◆ Excerpted data:
::::
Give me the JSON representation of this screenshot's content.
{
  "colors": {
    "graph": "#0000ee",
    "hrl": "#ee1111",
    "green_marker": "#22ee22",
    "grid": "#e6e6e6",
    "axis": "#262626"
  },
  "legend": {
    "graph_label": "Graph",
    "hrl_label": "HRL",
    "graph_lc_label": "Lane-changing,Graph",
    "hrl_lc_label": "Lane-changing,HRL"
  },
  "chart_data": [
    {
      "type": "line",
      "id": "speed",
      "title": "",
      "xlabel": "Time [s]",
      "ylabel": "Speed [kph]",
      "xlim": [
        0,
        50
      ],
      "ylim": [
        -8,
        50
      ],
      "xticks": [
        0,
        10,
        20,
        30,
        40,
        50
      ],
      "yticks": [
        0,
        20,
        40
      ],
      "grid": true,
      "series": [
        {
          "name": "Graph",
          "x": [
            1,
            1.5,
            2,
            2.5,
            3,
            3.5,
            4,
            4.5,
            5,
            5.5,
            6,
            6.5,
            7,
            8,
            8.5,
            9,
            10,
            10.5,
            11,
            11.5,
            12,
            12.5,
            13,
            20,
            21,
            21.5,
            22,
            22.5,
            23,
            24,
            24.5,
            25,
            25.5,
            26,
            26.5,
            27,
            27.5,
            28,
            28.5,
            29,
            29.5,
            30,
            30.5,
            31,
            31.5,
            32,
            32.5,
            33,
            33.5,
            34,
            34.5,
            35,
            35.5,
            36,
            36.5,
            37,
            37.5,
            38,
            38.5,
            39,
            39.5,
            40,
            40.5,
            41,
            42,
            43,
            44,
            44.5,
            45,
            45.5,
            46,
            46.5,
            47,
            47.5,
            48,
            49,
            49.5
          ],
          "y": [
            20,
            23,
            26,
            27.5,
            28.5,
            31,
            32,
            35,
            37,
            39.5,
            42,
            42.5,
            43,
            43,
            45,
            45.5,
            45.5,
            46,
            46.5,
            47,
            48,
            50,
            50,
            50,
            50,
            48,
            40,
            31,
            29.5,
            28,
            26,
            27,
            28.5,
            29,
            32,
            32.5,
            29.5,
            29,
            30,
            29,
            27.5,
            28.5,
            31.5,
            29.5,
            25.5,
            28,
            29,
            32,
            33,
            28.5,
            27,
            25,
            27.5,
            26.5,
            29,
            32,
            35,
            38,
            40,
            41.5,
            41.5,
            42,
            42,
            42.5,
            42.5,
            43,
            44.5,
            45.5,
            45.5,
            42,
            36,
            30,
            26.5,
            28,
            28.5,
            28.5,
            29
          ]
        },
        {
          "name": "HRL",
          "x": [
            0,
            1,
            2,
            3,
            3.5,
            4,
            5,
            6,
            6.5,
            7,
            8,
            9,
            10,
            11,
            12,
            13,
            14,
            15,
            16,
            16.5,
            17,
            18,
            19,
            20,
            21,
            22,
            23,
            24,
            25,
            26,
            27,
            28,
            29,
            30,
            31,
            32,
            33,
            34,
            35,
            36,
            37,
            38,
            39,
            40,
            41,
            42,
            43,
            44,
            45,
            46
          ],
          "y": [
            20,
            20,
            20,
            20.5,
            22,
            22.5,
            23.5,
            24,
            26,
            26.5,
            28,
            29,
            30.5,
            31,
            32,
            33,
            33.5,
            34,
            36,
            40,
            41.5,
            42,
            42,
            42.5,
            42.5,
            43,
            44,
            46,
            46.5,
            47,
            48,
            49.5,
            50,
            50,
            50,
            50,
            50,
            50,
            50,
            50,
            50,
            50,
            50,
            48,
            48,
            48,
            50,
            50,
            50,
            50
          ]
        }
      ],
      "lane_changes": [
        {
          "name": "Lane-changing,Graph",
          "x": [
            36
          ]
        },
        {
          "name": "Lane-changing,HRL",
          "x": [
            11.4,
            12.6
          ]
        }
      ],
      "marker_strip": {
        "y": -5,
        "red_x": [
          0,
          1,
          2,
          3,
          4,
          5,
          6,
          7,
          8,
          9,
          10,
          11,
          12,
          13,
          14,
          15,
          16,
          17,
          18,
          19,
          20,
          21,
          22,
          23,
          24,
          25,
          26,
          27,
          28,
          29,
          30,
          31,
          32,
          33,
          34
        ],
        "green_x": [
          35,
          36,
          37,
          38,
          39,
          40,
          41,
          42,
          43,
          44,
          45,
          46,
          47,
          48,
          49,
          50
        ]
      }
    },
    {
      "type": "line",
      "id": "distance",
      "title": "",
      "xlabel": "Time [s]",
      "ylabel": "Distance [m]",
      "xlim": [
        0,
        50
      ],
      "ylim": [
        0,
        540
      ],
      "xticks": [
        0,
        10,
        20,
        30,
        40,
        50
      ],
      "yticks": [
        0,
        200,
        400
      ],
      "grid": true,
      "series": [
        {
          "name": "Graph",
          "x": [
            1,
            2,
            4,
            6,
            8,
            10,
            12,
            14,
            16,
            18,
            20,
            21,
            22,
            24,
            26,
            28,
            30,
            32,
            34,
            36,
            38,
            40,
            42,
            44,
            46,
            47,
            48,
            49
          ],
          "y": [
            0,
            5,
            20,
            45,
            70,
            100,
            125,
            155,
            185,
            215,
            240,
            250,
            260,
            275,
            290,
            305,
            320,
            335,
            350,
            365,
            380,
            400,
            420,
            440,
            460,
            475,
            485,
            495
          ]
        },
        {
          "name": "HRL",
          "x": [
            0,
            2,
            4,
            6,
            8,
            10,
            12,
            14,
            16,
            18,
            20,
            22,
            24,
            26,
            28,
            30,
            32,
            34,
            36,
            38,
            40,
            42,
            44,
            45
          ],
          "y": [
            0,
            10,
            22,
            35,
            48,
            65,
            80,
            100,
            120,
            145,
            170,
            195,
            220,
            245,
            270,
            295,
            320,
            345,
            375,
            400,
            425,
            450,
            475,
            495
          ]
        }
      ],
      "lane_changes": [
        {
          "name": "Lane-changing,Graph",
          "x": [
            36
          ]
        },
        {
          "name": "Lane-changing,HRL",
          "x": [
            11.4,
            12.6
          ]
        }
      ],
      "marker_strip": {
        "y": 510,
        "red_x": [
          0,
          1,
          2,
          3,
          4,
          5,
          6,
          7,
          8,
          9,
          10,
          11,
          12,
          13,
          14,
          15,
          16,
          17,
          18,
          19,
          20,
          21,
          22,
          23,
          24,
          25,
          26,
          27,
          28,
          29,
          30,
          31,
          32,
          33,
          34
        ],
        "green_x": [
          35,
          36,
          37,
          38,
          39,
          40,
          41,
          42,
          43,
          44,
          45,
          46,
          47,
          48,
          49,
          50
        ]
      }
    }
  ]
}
::::
◆ Work to be completed:
Copy out all the entries shown above, character for character.

◆ Correct result:
Give me the JSON representation of this screenshot's content.
{
  "colors": {
    "graph": "#0000ee",
    "hrl": "#ee1111",
    "green_marker": "#22ee22",
    "grid": "#e6e6e6",
    "axis": "#262626"
  },
  "legend": {
    "graph_label": "Graph",
    "hrl_label": "HRL",
    "graph_lc_label": "Lane-changing,Graph",
    "hrl_lc_label": "Lane-changing,HRL"
  },
  "chart_data": [
    {
      "type": "line",
      "id": "speed",
      "title": "",
      "xlabel": "Time [s]",
      "ylabel": "Speed [kph]",
      "xlim": [
        0,
        50
      ],
      "ylim": [
        -8,
        50
      ],
      "xticks": [
        0,
        10,
        20,
        30,
        40,
        50
      ],
      "yticks": [
        0,
        20,
        40
      ],
      "grid": true,
      "series": [
        {
          "name": "Graph",
          "x": [
            1,
            1.5,
            2,
            2.5,
            3,
            3.5,
            4,
            4.5,
            5,
            5.5,
            6,
            6.5,
            7,
            8,
            8.5,
            9,
            10,
            10.5,
            11,
            11.5,
            12,
            12.5,
            13,
            20,
            21,
            21.5,
            22,
            22.5,
            23,
            24,
            24.5,
            25,
            25.5,
            26,
            26.5,
            27,
            27.5,
            28,
            28.5,
            29,
            29.5,
            30,
            30.5,
            31,
            31.5,
            32,
            32.5,
            33,
            33.5,
            34,
            34.5,
            35,
            35.5,
            36,
            36.5,
            37,
            37.5,
            38,
            38.5,
            39,
            39.5,
            40,
            40.5,
            41,
            42,
            43,
            44,
            44.5,
            45,
            45.5,
            46,
            46.5,
            47,
            47.5,
            48,
            49,
            49.5
          ],
          "y": [
            20,
            23,
            26,
            27.5,
            28.5,
            31,
            32,
            35,
            37,
            39.5,
            42,
            42.5,
            43,
            43,
            45,
            45.5,
            45.5,
            46,
            46.5,
            47,
            48,
            50,
            50,
            50,
            50,
            48,
            40,
            31,
            29.5,
            28,
            26,
            27,
            28.5,
            29,
            32,
            32.5,
            29.5,
            29,
            30,
            29,
            27.5,
            28.5,
            31.5,
            29.5,
            25.5,
            28,
            29,
            32,
            33,
            28.5,
            27,
            25,
            27.5,
            26.5,
            29,
            32,
            35,
            38,
            40,
            41.5,
            41.5,
            42,
            42,
            42.5,
            42.5,
            43,
            44.5,
            45.5,
            45.5,
            42,
            36,
            30,
            26.5,
            28,
            28.5,
            28.5,
            29
          ]
        },
        {
          "name": "HRL",
          "x": [
            0,
            1,
            2,
            3,
            3.5,
            4,
            5,
            6,
            6.5,
            7,
            8,
            9,
            10,
            11,
            12,
            13,
            14,
            15,
            16,
            16.5,
            17,
            18,
            19,
            20,
            21,
            22,
            23,
            24,
            25,
            26,
            27,
            28,
            29,
            30,
            31,
            32,
            33,
            34,
            35,
            36,
            37,
            38,
            39,
            40,
            41,
            42,
            43,
            44,
            45,
            46
          ],
          "y": [
            20,
            20,
            20,
            20.5,
            22,
            22.5,
            23.5,
            24,
            26,
            26.5,
            28,
            29,
            30.5,
            31,
            32,
            33,
            33.5,
            34,
            36,
            40,
            41.5,
            42,
            42,
            42.5,
            42.5,
            43,
            44,
            46,
            46.5,
            47,
            48,
            49.5,
            50,
            50,
            50,
            50,
            50,
            50,
            50,
            50,
            50,
            50,
            50,
            48,
            48,
            48,
            50,
            50,
            50,
            50
          ]
        }
      ],
      "lane_changes": [
        {
          "name": "Lane-changing,Graph",
          "x": [
            36
          ]
        },
        {
          "name": "Lane-changing,HRL",
          "x": [
            11.4,
            12.6
          ]
        }
      ],
      "marker_strip": {
        "y": -5,
        "red_x": [
          0,
          1,
          2,
          3,
          4,
          5,
          6,
          7,
          8,
          9,
          10,
          11,
          12,
          13,
          14,
          15,
          16,
          17,
          18,
          19,
          20,
          21,
          22,
          23,
          24,
          25,
          26,
          27,
          28,
          29,
          30,
          31,
          32,
          33,
          34
        ],
        "green_x": [
          35,
          36,
          37,
          38,
          39,
          40,
          41,
          42,
          43,
          44,
          45,
          46,
          47,
          48,
          49,
          50
        ]
      }
    },
    {
      "type": "line",
      "id": "distance",
      "title": "",
      "xlabel": "Time [s]",
      "ylabel": "Distance [m]",
      "xlim": [
        0,
        50
      ],
      "ylim": [
        0,
        540
      ],
      "xticks": [
        0,
        10,
        20,
        30,
        40,
        50
      ],
      "yticks": [
        0,
        200,
        400
      ],
      "grid": true,
      "series": [
        {
          "name": "Graph",
          "x": [
            1,
            2,
            4,
            6,
            8,
            10,
            12,
            14,
            16,
            18,
            20,
            21,
            22,
            24,
            26,
            28,
            30,
            32,
            34,
            36,
            38,
            40,
            42,
            44,
            46,
            47,
            48,
            49
          ],
          "y": [
            0,
            5,
            20,
            45,
            70,
            100,
            125,
            155,
            185,
            215,
            240,
            250,
            260,
            275,
            290,
            305,
            320,
            335,
            350,
            365,
            380,
            400,
            420,
            440,
            460,
            475,
            485,
            495
          ]
        },
        {
          "name": "HRL",
          "x": [
            0,
            2,
            4,
            6,
            8,
            10,
            12,
            14,
            16,
            18,
            20,
            22,
            24,
            26,
            28,
            30,
            32,
            34,
            36,
            38,
            40,
            42,
            44,
            45
          ],
          "y": [
            0,
            10,
            22,
            35,
            48,
            65,
            80,
            100,
            120,
            145,
            170,
            195,
            220,
            245,
            270,
            295,
            320,
            345,
            375,
            400,
            425,
            450,
            475,
            495
          ]
        }
      ],
      "lane_changes": [
        {
          "name": "Lane-changing,Graph",
          "x": [
            36
          ]
        },
        {
          "name": "Lane-changing,HRL",
          "x": [
            11.4,
            12.6
          ]
        }
      ],
      "marker_strip": {
        "y": 510,
        "red_x": [
          0,
          1,
          2,
          3,
          4,
          5,
          6,
          7,
          8,
          9,
          10,
          11,
          12,
          13,
          14,
          15,
          16,
          17,
          18,
          19,
          20,
          21,
          22,
          23,
          24,
          25,
          26,
          27,
          28,
          29,
          30,
          31,
          32,
          33,
          34
        ],
        "green_x": [
          35,
          36,
          37,
          38,
          39,
          40,
          41,
          42,
          43,
          44,
          45,
          46,
          47,
          48,
          49,
          50
        ]
      }
    }
  ]
}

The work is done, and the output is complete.